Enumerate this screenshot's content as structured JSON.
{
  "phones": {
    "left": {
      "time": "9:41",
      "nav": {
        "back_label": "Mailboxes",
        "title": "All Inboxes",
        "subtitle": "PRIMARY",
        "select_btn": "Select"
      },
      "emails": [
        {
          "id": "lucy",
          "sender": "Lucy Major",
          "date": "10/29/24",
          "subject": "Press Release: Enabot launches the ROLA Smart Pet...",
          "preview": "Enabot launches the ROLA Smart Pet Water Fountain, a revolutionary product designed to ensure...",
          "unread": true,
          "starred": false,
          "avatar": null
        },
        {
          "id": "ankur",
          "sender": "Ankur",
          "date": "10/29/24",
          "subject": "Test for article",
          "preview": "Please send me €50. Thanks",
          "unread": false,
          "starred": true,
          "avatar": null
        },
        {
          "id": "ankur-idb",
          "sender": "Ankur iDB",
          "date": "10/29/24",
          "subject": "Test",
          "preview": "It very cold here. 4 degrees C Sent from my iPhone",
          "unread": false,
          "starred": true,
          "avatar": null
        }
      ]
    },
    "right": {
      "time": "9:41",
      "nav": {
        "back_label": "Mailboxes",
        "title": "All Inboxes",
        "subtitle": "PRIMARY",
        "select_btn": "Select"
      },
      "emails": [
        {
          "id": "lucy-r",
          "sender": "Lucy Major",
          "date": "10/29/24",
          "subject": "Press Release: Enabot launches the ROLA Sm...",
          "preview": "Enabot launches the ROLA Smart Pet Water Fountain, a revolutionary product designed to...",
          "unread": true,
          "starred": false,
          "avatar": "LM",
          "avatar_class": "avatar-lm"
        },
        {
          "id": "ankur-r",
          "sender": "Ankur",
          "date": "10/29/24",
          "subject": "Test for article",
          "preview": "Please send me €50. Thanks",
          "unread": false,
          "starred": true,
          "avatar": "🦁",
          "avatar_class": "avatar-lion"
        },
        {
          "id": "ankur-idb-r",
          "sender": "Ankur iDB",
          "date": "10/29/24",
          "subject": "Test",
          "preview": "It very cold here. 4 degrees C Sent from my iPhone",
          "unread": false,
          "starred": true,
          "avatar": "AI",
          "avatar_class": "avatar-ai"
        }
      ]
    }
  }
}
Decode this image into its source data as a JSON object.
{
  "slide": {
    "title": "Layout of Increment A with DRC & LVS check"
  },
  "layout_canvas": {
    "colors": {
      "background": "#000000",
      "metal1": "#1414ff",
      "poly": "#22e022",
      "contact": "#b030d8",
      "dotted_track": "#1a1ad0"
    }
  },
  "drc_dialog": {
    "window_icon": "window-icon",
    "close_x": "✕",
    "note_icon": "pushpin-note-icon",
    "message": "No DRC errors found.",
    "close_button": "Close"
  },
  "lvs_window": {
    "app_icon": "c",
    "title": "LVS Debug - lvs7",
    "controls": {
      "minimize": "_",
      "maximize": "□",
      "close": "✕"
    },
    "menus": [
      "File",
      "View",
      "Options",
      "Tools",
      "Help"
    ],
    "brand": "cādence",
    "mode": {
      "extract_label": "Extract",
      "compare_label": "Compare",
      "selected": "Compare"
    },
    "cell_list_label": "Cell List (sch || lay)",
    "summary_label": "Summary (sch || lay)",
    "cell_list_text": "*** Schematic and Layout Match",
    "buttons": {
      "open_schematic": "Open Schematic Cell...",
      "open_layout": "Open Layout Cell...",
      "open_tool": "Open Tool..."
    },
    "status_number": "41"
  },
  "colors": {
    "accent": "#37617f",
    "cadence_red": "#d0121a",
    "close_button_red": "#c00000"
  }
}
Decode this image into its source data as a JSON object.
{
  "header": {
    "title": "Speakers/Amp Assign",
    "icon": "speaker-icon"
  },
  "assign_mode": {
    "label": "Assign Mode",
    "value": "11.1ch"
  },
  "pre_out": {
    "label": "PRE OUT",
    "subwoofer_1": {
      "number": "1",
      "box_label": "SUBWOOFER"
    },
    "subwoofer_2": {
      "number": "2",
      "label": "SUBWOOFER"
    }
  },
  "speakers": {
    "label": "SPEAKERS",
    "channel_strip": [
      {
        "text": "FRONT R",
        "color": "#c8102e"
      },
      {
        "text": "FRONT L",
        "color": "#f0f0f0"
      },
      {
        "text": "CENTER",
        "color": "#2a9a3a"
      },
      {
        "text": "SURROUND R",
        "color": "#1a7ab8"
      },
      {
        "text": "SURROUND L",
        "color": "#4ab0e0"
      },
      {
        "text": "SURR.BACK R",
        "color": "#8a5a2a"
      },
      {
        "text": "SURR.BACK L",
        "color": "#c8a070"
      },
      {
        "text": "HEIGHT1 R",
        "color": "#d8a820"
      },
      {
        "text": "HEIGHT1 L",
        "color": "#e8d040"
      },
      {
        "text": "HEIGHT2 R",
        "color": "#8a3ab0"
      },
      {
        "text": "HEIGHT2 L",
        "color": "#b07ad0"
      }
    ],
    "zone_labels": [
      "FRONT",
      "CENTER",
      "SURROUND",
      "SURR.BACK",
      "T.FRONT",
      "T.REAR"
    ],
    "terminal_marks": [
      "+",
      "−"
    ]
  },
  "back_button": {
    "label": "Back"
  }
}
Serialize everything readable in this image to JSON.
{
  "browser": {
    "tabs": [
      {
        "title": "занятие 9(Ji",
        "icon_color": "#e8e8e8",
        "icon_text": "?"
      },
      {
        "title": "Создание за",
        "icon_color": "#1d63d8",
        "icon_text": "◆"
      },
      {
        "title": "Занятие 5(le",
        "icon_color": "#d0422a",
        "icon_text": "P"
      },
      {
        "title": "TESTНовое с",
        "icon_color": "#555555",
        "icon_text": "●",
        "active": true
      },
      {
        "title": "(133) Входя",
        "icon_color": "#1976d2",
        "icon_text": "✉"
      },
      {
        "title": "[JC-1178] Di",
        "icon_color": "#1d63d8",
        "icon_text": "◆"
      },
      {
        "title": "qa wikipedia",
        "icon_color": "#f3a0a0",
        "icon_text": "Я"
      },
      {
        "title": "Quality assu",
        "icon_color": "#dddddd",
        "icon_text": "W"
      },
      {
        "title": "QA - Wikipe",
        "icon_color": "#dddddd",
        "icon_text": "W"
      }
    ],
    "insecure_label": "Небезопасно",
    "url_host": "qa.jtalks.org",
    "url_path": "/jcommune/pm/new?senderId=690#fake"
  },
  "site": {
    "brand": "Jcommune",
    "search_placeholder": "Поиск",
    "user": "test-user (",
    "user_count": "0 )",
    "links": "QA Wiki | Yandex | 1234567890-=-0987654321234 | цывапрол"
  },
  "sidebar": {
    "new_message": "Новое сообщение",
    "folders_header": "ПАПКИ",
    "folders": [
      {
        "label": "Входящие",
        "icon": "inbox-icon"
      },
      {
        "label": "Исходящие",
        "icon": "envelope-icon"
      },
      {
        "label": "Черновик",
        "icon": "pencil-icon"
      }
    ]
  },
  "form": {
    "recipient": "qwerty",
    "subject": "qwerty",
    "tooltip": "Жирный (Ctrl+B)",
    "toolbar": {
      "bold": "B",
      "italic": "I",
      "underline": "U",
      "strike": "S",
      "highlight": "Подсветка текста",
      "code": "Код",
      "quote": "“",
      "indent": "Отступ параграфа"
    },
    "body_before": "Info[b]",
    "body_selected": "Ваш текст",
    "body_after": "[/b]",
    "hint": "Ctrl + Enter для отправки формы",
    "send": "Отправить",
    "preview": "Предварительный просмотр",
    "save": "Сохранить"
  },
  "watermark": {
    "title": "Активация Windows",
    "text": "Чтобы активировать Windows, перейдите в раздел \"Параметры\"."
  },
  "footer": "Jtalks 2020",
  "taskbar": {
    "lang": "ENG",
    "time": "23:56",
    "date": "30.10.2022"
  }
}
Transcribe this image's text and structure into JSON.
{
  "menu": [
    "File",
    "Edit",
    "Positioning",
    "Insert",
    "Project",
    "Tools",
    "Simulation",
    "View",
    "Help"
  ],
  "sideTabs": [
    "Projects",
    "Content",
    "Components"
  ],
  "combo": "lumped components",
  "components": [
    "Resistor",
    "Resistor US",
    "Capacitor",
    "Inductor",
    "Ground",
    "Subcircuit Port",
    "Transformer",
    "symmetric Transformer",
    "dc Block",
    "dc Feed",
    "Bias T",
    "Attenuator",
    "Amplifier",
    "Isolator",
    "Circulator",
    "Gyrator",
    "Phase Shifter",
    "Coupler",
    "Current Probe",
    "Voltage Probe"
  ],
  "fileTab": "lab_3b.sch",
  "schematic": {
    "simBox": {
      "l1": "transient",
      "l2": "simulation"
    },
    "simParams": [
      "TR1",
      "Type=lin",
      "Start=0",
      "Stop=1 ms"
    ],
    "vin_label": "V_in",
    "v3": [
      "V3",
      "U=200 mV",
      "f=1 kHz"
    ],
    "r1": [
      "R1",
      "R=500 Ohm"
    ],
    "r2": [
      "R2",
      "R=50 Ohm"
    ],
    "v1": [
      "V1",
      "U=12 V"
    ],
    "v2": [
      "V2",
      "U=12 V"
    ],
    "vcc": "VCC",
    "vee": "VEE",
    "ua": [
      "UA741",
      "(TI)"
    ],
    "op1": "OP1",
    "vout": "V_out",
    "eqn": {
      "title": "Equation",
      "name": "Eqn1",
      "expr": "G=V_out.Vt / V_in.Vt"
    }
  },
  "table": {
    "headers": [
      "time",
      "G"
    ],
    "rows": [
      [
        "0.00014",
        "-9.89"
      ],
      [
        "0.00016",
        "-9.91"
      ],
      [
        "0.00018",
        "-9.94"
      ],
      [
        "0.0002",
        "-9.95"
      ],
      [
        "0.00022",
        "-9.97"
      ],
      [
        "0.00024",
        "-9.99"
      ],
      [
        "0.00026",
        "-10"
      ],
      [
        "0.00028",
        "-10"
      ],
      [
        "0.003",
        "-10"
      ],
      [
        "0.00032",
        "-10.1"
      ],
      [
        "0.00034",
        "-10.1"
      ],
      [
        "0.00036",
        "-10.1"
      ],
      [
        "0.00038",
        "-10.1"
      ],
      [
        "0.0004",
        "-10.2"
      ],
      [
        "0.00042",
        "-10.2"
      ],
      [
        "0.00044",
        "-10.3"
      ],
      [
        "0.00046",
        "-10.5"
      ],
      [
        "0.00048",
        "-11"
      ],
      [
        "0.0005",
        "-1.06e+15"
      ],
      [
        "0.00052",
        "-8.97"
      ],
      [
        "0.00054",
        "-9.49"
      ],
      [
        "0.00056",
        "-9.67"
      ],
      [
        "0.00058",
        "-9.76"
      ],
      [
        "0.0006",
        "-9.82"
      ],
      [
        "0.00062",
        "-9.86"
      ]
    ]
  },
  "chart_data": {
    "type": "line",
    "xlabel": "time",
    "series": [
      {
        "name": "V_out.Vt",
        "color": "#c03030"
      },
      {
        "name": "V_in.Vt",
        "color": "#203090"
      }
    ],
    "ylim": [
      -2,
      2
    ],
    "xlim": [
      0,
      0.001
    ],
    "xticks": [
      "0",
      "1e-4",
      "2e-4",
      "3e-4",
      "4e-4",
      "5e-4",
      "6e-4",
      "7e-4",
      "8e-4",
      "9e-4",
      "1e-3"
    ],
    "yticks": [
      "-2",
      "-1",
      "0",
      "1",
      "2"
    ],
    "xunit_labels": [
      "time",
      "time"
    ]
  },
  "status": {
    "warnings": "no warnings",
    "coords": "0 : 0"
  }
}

CHALLENGE: Filter the entries and copy out every line with the word "Press".

EXERCISE OUTPUT:
          "subject": "Press Release: Enabot launches the ROLA Smart Pet...",
          "subject": "Press Release: Enabot launches the ROLA Sm...",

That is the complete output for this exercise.